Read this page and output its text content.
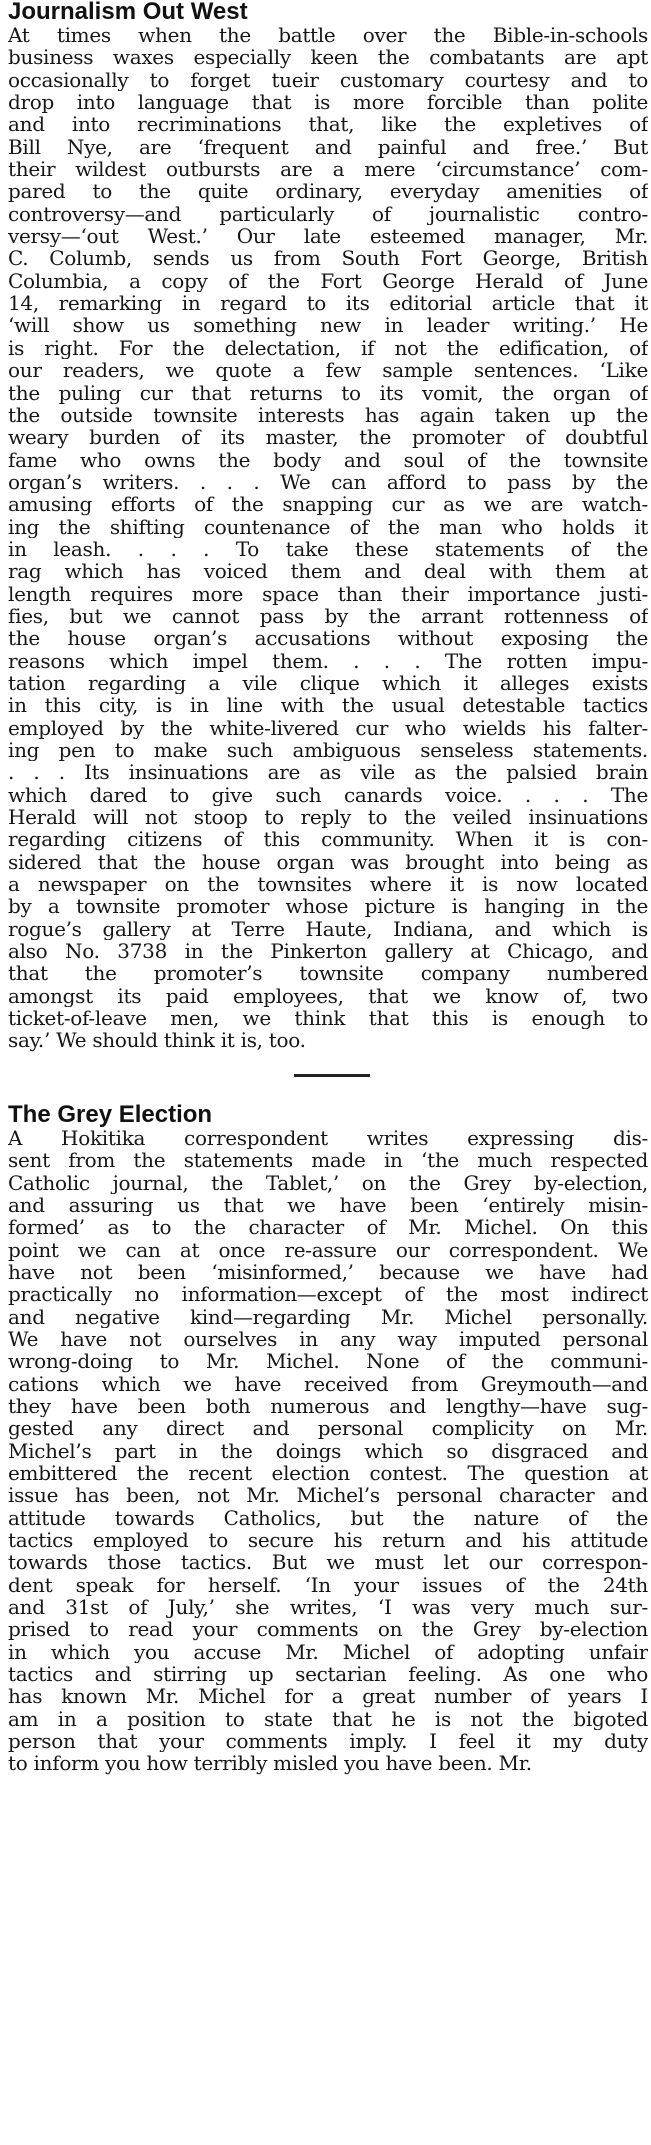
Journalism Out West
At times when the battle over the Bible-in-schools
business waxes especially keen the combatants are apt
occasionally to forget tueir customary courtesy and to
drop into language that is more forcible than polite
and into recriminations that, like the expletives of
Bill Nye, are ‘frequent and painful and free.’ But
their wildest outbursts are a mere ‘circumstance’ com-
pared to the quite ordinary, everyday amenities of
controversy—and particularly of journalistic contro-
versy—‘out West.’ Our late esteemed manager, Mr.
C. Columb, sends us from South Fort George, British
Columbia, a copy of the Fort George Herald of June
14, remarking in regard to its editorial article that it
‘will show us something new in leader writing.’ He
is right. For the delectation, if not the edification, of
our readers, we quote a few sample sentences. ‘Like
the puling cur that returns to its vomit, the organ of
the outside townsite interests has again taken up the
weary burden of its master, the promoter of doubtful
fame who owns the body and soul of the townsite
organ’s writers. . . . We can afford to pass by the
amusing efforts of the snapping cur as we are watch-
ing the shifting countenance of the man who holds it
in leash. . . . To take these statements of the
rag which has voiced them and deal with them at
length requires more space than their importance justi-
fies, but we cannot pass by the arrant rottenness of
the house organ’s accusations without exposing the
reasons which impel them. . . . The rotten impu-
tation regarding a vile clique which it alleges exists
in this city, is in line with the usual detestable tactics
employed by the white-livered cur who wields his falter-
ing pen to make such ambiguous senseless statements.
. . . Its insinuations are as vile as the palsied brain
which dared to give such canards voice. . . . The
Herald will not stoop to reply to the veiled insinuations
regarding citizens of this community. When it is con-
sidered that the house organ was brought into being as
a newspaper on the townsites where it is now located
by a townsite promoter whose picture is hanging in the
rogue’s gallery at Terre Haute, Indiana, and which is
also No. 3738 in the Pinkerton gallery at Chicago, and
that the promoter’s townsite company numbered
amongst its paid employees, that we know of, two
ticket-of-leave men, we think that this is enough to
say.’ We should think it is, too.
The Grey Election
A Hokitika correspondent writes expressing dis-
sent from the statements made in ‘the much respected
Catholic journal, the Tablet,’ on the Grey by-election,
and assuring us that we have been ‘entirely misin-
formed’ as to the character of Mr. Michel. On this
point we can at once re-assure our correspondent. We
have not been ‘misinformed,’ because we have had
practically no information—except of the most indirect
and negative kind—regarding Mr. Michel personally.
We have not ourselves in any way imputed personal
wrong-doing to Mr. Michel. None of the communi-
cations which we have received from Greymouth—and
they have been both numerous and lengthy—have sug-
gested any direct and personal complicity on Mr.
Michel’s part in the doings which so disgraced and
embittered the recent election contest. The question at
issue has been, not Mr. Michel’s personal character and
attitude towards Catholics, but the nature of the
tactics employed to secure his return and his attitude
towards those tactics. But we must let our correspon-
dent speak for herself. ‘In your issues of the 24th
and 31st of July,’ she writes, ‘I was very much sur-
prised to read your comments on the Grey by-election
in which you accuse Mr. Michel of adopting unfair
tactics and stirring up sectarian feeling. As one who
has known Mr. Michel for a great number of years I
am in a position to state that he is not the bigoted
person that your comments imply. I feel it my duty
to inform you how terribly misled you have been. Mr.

--------

- **Exercise**:
In the data above, count the lines where the word "which" appears; reply with the number only.

- **Response below**:
8